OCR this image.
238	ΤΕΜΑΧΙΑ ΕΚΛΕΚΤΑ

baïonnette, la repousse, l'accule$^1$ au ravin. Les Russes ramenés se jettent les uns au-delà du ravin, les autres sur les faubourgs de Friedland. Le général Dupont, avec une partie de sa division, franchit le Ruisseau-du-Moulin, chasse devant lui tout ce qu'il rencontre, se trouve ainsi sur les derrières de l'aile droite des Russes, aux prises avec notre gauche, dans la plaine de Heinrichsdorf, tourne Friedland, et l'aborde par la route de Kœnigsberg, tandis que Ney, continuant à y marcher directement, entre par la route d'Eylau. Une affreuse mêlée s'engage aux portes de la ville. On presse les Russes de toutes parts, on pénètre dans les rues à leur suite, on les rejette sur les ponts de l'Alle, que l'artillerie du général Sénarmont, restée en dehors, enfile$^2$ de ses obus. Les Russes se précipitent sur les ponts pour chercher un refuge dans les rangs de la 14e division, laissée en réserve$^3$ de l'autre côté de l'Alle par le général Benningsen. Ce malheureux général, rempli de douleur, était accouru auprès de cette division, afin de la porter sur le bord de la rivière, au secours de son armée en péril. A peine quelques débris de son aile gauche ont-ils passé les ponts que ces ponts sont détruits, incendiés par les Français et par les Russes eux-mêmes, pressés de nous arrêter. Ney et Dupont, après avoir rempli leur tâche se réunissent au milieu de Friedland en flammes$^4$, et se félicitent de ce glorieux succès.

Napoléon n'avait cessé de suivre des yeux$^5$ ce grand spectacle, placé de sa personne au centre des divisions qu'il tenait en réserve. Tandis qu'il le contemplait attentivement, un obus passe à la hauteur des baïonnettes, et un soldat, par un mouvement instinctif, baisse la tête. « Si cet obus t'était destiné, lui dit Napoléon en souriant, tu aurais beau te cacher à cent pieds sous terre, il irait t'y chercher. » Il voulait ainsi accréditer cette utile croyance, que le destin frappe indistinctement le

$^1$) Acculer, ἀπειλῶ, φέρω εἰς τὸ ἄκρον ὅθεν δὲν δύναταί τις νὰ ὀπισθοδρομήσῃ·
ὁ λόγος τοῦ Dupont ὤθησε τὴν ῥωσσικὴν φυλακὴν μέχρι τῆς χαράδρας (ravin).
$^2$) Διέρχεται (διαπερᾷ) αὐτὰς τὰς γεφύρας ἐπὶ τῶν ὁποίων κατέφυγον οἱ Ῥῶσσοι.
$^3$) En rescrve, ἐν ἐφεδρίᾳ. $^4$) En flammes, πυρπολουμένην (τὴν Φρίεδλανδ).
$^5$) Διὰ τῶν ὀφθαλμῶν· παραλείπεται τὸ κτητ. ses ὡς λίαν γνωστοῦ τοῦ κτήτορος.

........

OBJECTIVE:
List the lines of the entries that include "flammes".

RESPONSE TO THE TASK:
baïonnette, la repousse, l'accule$^1$ au ravin. Les Russes ramenés se jettent les uns au-delà du ravin, les autres sur les faubourgs de Friedland. Le général Dupont, avec une partie de sa division, franchit le Ruisseau-du-Moulin, chasse devant lui tout ce qu'il rencontre, se trouve ainsi sur les derrières de l'aile droite des Russes, aux prises avec notre gauche, dans la plaine de Heinrichsdorf, tourne Friedland, et l'aborde par la route de Kœnigsberg, tandis que Ney, continuant à y marcher directement, entre par la route d'Eylau. Une affreuse mêlée s'engage aux portes de la ville. On presse les Russes de toutes parts, on pénètre dans les rues à leur suite, on les rejette sur les ponts de l'Alle, que l'artillerie du général Sénarmont, restée en dehors, enfile$^2$ de ses obus. Les Russes se précipitent sur les ponts pour chercher un refuge dans les rangs de la 14e division, laissée en réserve$^3$ de l'autre côté de l'Alle par le général Benningsen. Ce malheureux général, rempli de douleur, était accouru auprès de cette division, afin de la porter sur le bord de la rivière, au secours de son armée en péril. A peine quelques débris de son aile gauche ont-ils passé les ponts que ces ponts sont détruits, incendiés par les Français et par les Russes eux-mêmes, pressés de nous arrêter. Ney et Dupont, après avoir rempli leur tâche se réunissent au milieu de Friedland en flammes$^4$, et se félicitent de ce glorieux succès.
$^3$) En rescrve, ἐν ἐφεδρίᾳ. $^4$) En flammes, πυρπολουμένην (τὴν Φρίεδλανδ).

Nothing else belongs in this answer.